▶ What you will do: Write only the number of lines in the records beneath that hold "definition".

◆ ◆ ◆ ◆ ◆ ◆ ◆

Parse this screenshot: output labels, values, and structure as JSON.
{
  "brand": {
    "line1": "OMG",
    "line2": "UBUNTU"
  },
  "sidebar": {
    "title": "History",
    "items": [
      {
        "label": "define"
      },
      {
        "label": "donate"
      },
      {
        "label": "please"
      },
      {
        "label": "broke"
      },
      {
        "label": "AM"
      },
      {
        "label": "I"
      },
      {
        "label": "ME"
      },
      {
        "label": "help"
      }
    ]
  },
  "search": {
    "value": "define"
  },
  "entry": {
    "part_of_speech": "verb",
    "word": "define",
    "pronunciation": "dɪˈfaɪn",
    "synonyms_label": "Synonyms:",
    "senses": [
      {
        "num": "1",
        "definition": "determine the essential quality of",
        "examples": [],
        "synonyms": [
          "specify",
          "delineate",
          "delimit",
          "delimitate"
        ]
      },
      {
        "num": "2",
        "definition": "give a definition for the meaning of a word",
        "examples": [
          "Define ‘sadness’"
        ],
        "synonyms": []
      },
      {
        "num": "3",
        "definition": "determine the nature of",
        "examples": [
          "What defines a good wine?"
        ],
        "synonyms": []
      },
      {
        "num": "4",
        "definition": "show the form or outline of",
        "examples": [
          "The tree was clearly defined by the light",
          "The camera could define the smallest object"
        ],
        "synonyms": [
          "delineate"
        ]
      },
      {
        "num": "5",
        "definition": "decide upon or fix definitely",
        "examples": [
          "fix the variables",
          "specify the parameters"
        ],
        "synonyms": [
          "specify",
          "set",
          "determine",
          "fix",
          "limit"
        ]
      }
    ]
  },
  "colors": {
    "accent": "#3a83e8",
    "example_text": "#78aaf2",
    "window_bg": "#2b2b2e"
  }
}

◆ ◆ ◆ ◆ ◆ ◆ ◆

▶ Full solution: 5